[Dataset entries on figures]
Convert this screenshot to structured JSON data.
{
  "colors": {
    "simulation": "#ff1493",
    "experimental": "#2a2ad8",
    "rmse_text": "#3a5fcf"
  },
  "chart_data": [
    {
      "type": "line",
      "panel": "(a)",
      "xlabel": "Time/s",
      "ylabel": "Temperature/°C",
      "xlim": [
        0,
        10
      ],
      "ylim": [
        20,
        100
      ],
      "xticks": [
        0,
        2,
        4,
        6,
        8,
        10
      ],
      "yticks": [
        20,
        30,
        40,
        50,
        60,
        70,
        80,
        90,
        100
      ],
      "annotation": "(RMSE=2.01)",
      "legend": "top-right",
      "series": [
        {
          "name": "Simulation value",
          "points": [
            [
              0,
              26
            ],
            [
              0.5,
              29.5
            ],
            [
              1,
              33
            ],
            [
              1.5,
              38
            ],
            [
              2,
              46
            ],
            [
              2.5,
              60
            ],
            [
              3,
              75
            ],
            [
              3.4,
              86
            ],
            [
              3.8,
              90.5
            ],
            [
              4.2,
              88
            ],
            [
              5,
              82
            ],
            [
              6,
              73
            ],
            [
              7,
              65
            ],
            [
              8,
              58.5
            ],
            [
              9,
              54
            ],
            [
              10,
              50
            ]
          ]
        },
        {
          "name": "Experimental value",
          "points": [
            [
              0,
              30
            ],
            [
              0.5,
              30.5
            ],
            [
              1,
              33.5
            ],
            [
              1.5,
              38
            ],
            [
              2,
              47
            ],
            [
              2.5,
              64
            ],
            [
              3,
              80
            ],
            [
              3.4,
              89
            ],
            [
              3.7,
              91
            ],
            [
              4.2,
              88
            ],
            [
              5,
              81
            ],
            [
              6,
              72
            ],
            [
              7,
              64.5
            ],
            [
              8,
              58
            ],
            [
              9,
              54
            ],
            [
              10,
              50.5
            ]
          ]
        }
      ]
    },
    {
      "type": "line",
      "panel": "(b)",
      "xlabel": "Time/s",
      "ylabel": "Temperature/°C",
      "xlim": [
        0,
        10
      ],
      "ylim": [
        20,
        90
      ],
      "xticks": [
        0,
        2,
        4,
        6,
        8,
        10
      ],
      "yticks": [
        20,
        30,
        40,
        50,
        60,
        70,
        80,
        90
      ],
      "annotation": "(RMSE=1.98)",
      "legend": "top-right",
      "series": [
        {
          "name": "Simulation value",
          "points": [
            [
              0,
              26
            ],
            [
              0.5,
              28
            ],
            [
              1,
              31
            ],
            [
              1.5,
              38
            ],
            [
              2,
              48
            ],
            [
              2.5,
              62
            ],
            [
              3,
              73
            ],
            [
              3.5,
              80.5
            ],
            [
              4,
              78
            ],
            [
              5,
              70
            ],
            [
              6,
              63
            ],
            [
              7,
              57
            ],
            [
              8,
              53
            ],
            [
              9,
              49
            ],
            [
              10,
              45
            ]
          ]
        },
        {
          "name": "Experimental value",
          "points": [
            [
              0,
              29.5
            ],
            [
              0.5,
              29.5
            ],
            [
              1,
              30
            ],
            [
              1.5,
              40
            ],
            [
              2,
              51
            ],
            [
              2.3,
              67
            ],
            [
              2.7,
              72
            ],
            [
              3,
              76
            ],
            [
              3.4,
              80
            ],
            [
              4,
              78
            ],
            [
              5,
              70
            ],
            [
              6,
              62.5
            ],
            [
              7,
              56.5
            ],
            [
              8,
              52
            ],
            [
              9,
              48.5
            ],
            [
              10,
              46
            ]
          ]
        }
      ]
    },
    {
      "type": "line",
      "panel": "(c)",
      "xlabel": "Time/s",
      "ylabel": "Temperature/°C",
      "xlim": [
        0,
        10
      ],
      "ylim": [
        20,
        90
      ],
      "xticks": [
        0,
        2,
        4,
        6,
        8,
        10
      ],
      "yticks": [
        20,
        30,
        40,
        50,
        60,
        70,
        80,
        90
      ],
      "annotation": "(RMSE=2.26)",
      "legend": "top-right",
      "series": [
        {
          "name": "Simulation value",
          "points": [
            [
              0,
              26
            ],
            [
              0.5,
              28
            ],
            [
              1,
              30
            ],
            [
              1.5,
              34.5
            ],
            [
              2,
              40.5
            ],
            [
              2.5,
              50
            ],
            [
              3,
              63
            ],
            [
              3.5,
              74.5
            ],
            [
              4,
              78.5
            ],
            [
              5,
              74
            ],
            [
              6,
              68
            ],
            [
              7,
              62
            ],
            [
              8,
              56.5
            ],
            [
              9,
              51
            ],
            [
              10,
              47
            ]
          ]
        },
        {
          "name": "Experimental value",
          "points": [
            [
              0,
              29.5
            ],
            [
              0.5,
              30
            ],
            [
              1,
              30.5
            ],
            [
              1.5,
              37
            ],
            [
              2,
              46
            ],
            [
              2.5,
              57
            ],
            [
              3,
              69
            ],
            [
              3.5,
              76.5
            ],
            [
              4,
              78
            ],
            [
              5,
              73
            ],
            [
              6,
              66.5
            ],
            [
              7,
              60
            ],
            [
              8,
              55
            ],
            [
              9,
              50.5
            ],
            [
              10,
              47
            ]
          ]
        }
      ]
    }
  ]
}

Required task >> Each line of the material should be duplicated exactly, please.

Answer below >>
Convert this screenshot to structured JSON data.
{
  "colors": {
    "simulation": "#ff1493",
    "experimental": "#2a2ad8",
    "rmse_text": "#3a5fcf"
  },
  "chart_data": [
    {
      "type": "line",
      "panel": "(a)",
      "xlabel": "Time/s",
      "ylabel": "Temperature/°C",
      "xlim": [
        0,
        10
      ],
      "ylim": [
        20,
        100
      ],
      "xticks": [
        0,
        2,
        4,
        6,
        8,
        10
      ],
      "yticks": [
        20,
        30,
        40,
        50,
        60,
        70,
        80,
        90,
        100
      ],
      "annotation": "(RMSE=2.01)",
      "legend": "top-right",
      "series": [
        {
          "name": "Simulation value",
          "points": [
            [
              0,
              26
            ],
            [
              0.5,
              29.5
            ],
            [
              1,
              33
            ],
            [
              1.5,
              38
            ],
            [
              2,
              46
            ],
            [
              2.5,
              60
            ],
            [
              3,
              75
            ],
            [
              3.4,
              86
            ],
            [
              3.8,
              90.5
            ],
            [
              4.2,
              88
            ],
            [
              5,
              82
            ],
            [
              6,
              73
            ],
            [
              7,
              65
            ],
            [
              8,
              58.5
            ],
            [
              9,
              54
            ],
            [
              10,
              50
            ]
          ]
        },
        {
          "name": "Experimental value",
          "points": [
            [
              0,
              30
            ],
            [
              0.5,
              30.5
            ],
            [
              1,
              33.5
            ],
            [
              1.5,
              38
            ],
            [
              2,
              47
            ],
            [
              2.5,
              64
            ],
            [
              3,
              80
            ],
            [
              3.4,
              89
            ],
            [
              3.7,
              91
            ],
            [
              4.2,
              88
            ],
            [
              5,
              81
            ],
            [
              6,
              72
            ],
            [
              7,
              64.5
            ],
            [
              8,
              58
            ],
            [
              9,
              54
            ],
            [
              10,
              50.5
            ]
          ]
        }
      ]
    },
    {
      "type": "line",
      "panel": "(b)",
      "xlabel": "Time/s",
      "ylabel": "Temperature/°C",
      "xlim": [
        0,
        10
      ],
      "ylim": [
        20,
        90
      ],
      "xticks": [
        0,
        2,
        4,
        6,
        8,
        10
      ],
      "yticks": [
        20,
        30,
        40,
        50,
        60,
        70,
        80,
        90
      ],
      "annotation": "(RMSE=1.98)",
      "legend": "top-right",
      "series": [
        {
          "name": "Simulation value",
          "points": [
            [
              0,
              26
            ],
            [
              0.5,
              28
            ],
            [
              1,
              31
            ],
            [
              1.5,
              38
            ],
            [
              2,
              48
            ],
            [
              2.5,
              62
            ],
            [
              3,
              73
            ],
            [
              3.5,
              80.5
            ],
            [
              4,
              78
            ],
            [
              5,
              70
            ],
            [
              6,
              63
            ],
            [
              7,
              57
            ],
            [
              8,
              53
            ],
            [
              9,
              49
            ],
            [
              10,
              45
            ]
          ]
        },
        {
          "name": "Experimental value",
          "points": [
            [
              0,
              29.5
            ],
            [
              0.5,
              29.5
            ],
            [
              1,
              30
            ],
            [
              1.5,
              40
            ],
            [
              2,
              51
            ],
            [
              2.3,
              67
            ],
            [
              2.7,
              72
            ],
            [
              3,
              76
            ],
            [
              3.4,
              80
            ],
            [
              4,
              78
            ],
            [
              5,
              70
            ],
            [
              6,
              62.5
            ],
            [
              7,
              56.5
            ],
            [
              8,
              52
            ],
            [
              9,
              48.5
            ],
            [
              10,
              46
            ]
          ]
        }
      ]
    },
    {
      "type": "line",
      "panel": "(c)",
      "xlabel": "Time/s",
      "ylabel": "Temperature/°C",
      "xlim": [
        0,
        10
      ],
      "ylim": [
        20,
        90
      ],
      "xticks": [
        0,
        2,
        4,
        6,
        8,
        10
      ],
      "yticks": [
        20,
        30,
        40,
        50,
        60,
        70,
        80,
        90
      ],
      "annotation": "(RMSE=2.26)",
      "legend": "top-right",
      "series": [
        {
          "name": "Simulation value",
          "points": [
            [
              0,
              26
            ],
            [
              0.5,
              28
            ],
            [
              1,
              30
            ],
            [
              1.5,
              34.5
            ],
            [
              2,
              40.5
            ],
            [
              2.5,
              50
            ],
            [
              3,
              63
            ],
            [
              3.5,
              74.5
            ],
            [
              4,
              78.5
            ],
            [
              5,
              74
            ],
            [
              6,
              68
            ],
            [
              7,
              62
            ],
            [
              8,
              56.5
            ],
            [
              9,
              51
            ],
            [
              10,
              47
            ]
          ]
        },
        {
          "name": "Experimental value",
          "points": [
            [
              0,
              29.5
            ],
            [
              0.5,
              30
            ],
            [
              1,
              30.5
            ],
            [
              1.5,
              37
            ],
            [
              2,
              46
            ],
            [
              2.5,
              57
            ],
            [
              3,
              69
            ],
            [
              3.5,
              76.5
            ],
            [
              4,
              78
            ],
            [
              5,
              73
            ],
            [
              6,
              66.5
            ],
            [
              7,
              60
            ],
            [
              8,
              55
            ],
            [
              9,
              50.5
            ],
            [
              10,
              47
            ]
          ]
        }
      ]
    }
  ]
}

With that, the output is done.